EXTRAIT DE PAGE:
##############################
Liao Yiwu : « Inégalité, corruption et violence se développent en Chine »
À l’occasion de la sortie de son roman Dans l’empire des ténèbres ( François Bourin Éditeur), l’écrivain dissident chinois Liao Yiwu, aujourd’hui réfugié en Allemagne, s’est entretenu avec un comité de journalistes avant de rencontrer Aurélie Filippetti, la ministre de la Culture et de la Communication française. Un témoignage libéré du joug de la censure qui livre une vision terrifiante de l’envers de la prospérité chinoise. Violence, contrôle et corruption sont au cœur d’un système qui sait habilement piéger l’Occident. Une rencontre avec un grand poète qui croit encore à la force des mots, malgré toutes les épreuves traversées.
Liao Yiwu, entouré du décor Art Nouveau de la brasserie Lipp évoque ses quatre années de détention dans les prisons chinoises
Nous sommes chez Lipp, dans la salle du premier étage. Atmosphère feutrée dans ce haut lieu germanopratin. Décor Art Nouveau, miroirs, vaisselle et argenterie… un luxe bien français, qui distille une douce volupté, contrastant avec l’histoire de l’invité des lieux : Liao Yiwu est un survivant des geôles chinoises, un romancier, poète et musicien à ses heures, qui malgré sa traversée de l’horreur a conservé son humour et son sourire. Emprisonné pour avoir écrit Massacre, un long poème dédié aux révoltes de Tian’anmen, il a subi tortures et humiliations. Quatre années d’horreur, qu’il raconte dans son livre Dans l’empire des ténèbres, dont l’édition française vient de sortir chez François Bourin Éditeur. Quatre années au sein de ce qui rappelle étrangement les anciens goulags soviétiques, qui ont meurtri son âme, autant que son corps.
Depuis son voyage en enfer, Liao Yiwu ne peut plus écrire de poésie. Il a trop d’images à purger, d’émotions à « nettoyer » et de scènes à raconter. Seul le récit lui permet de laisser l’accouchement des mots faire leur travail. La genèse de son livre est déjà un roman en soi : détruit et confisqué par les autorités, il a été réécrit de mémoire plusieurs fois par le poète dissident. Aujourd’hui, Liao Yiwu a réussi à s’enfuir dans la clandestinité. Il s’est réfugié à Berlin, où il réapprend la vie dans un exil, qui ne cesse de lui « réserver des surprises ».
Il veut avant tout témoigner, au nom de tous les romanciers et intellectuels emprisonnés, au nom de tous les persécutés de l’ombre. Témoigner pour mobiliser, car l’Occident ferme les yeux sur l’envers du « miracle chinois ». Le silence et l’opacité masquent une Chine qui est, selon Liao Yiwu, de plus en plus injuste et corrompue. La parole et le témoignage sont les seules armes qu’il peut utiliser pour combattre cette sino-comédie qui masque aux yeux du monde son envers violent et inhumain.
##############################
EXTRAITS DE DONNÉES:
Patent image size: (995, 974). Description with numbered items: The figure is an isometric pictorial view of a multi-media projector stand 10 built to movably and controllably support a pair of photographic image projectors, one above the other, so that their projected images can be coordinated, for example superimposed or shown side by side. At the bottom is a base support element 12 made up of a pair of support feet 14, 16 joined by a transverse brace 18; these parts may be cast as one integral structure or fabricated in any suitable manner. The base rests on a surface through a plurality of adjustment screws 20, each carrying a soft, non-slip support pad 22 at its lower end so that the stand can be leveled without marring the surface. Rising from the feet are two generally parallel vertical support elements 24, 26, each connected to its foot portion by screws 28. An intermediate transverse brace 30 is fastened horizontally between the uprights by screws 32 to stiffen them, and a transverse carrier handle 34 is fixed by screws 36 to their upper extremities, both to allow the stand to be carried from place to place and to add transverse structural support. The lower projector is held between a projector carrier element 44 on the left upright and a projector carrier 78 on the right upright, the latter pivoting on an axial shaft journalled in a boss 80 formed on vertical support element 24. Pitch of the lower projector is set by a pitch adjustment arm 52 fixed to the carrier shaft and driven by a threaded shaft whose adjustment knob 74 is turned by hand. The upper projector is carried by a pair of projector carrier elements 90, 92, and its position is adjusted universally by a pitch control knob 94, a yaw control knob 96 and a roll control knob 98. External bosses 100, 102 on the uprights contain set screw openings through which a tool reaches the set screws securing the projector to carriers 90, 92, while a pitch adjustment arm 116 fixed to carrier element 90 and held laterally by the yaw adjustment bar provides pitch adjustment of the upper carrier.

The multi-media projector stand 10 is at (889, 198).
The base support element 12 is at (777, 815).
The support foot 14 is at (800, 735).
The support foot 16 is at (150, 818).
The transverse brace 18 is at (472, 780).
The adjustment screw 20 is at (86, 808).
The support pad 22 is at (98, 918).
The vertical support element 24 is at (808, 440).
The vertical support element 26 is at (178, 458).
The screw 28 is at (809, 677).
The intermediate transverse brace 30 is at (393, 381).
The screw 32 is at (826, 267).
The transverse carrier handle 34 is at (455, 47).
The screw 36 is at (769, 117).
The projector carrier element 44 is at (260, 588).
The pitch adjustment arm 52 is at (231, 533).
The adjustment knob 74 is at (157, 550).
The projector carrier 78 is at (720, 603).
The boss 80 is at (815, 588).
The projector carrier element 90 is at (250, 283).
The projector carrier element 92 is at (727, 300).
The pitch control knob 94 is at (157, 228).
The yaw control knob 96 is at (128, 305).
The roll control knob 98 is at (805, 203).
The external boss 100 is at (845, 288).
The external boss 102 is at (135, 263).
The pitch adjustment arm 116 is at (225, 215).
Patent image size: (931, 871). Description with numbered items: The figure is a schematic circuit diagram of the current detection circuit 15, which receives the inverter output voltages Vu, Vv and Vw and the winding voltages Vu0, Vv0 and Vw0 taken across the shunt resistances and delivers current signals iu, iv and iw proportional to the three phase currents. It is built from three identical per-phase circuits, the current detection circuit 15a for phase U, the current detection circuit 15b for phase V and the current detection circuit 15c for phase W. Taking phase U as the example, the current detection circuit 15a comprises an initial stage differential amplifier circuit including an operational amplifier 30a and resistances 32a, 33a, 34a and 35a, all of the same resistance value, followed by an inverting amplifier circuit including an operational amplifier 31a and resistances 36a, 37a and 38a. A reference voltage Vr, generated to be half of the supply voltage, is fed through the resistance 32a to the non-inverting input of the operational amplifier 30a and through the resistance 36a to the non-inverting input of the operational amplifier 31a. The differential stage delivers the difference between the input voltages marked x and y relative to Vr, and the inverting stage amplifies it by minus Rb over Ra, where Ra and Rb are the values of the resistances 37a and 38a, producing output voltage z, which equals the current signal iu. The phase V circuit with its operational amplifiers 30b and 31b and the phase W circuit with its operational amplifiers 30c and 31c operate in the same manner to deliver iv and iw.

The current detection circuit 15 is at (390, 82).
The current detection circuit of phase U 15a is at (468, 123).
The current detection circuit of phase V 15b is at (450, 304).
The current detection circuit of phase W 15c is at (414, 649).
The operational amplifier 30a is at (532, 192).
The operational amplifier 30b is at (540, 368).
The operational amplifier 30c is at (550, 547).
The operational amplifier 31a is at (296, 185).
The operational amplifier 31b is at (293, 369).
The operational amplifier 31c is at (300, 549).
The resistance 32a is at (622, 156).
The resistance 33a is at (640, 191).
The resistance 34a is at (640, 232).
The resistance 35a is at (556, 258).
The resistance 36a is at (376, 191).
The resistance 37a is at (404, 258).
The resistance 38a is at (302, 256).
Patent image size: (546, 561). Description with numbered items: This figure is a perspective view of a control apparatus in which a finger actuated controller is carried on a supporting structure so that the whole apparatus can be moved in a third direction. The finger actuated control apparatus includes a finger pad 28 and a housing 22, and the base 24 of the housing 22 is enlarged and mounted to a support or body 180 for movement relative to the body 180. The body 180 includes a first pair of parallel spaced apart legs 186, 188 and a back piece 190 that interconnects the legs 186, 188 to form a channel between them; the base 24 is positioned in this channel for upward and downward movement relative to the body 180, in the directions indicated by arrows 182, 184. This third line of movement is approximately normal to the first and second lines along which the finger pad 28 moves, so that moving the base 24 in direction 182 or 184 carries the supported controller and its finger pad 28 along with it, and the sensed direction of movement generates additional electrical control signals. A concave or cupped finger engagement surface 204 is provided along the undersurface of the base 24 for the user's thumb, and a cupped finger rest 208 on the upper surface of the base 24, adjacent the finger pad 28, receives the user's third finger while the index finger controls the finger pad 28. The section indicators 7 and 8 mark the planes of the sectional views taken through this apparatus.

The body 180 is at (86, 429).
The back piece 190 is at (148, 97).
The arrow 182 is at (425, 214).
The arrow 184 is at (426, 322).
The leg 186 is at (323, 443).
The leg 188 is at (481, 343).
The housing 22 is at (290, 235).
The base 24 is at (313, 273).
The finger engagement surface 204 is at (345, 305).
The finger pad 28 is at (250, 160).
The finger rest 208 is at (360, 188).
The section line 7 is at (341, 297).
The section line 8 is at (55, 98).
##############################
ACTIONS À MENER:
1: Pouvez-vous recopier, dans l'article sur Liao Yiwu, le passage qui s'ouvre sur les mots contenant « Il veut avant » et se termine par « violent et inhumain. » ?
2: Comment rendre en anglais cette phrase de l'article sur Liao Yiwu : « Depuis son voyage en enfer, Liao Yiwu ne peut plus écrire de poésie. » ?

RÉPONSES:
1:
Il veut avant tout témoigner, au nom de tous les romanciers et intellectuels emprisonnés, au nom de tous les persécutés de l’ombre. Témoigner pour mobiliser, car l’Occident ferme les yeux sur l’envers du « miracle chinois ». Le silence et l’opacité masquent une Chine qui est, selon Liao Yiwu, de plus en plus injuste et corrompue. La parole et le témoignage sont les seules armes qu’il peut utiliser pour combattre cette sino-comédie qui masque aux yeux du monde son envers violent et inhumain.

2: Since his journey through hell, Liao Yiwu can no longer write poetry.